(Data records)
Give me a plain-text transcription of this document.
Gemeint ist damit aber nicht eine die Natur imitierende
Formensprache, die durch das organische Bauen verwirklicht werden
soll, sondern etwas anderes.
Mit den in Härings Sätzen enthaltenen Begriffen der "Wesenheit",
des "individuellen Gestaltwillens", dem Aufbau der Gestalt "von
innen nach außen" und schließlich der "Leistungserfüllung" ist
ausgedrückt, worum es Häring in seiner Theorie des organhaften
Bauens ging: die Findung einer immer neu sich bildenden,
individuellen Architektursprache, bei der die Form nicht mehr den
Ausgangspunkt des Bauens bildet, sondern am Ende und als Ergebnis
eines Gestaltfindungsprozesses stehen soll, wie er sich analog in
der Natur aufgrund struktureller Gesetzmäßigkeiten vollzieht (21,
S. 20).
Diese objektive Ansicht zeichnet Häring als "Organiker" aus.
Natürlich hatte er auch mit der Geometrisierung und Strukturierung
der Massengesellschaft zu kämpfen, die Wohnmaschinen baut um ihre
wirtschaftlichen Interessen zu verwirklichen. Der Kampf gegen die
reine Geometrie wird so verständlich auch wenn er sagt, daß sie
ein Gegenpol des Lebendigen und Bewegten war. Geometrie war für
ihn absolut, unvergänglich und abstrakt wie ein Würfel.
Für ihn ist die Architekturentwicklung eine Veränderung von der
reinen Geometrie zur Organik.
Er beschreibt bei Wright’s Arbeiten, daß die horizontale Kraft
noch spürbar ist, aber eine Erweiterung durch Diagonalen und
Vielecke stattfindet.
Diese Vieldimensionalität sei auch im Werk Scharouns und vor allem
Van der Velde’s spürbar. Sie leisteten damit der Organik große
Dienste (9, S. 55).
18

**Given request**
Return each entry from the material above exactly as it appears.

**Exercise result**
Give me a plain-text transcription of this document.
Gemeint ist damit aber nicht eine die Natur imitierende
Formensprache, die durch das organische Bauen verwirklicht werden
soll, sondern etwas anderes.
Mit den in Härings Sätzen enthaltenen Begriffen der "Wesenheit",
des "individuellen Gestaltwillens", dem Aufbau der Gestalt "von
innen nach außen" und schließlich der "Leistungserfüllung" ist
ausgedrückt, worum es Häring in seiner Theorie des organhaften
Bauens ging: die Findung einer immer neu sich bildenden,
individuellen Architektursprache, bei der die Form nicht mehr den
Ausgangspunkt des Bauens bildet, sondern am Ende und als Ergebnis
eines Gestaltfindungsprozesses stehen soll, wie er sich analog in
der Natur aufgrund struktureller Gesetzmäßigkeiten vollzieht (21,
S. 20).
Diese objektive Ansicht zeichnet Häring als "Organiker" aus.
Natürlich hatte er auch mit der Geometrisierung und Strukturierung
der Massengesellschaft zu kämpfen, die Wohnmaschinen baut um ihre
wirtschaftlichen Interessen zu verwirklichen. Der Kampf gegen die
reine Geometrie wird so verständlich auch wenn er sagt, daß sie
ein Gegenpol des Lebendigen und Bewegten war. Geometrie war für
ihn absolut, unvergänglich und abstrakt wie ein Würfel.
Für ihn ist die Architekturentwicklung eine Veränderung von der
reinen Geometrie zur Organik.
Er beschreibt bei Wright’s Arbeiten, daß die horizontale Kraft
noch spürbar ist, aber eine Erweiterung durch Diagonalen und
Vielecke stattfindet.
Diese Vieldimensionalität sei auch im Werk Scharouns und vor allem
Van der Velde’s spürbar. Sie leisteten damit der Organik große
Dienste (9, S. 55).
18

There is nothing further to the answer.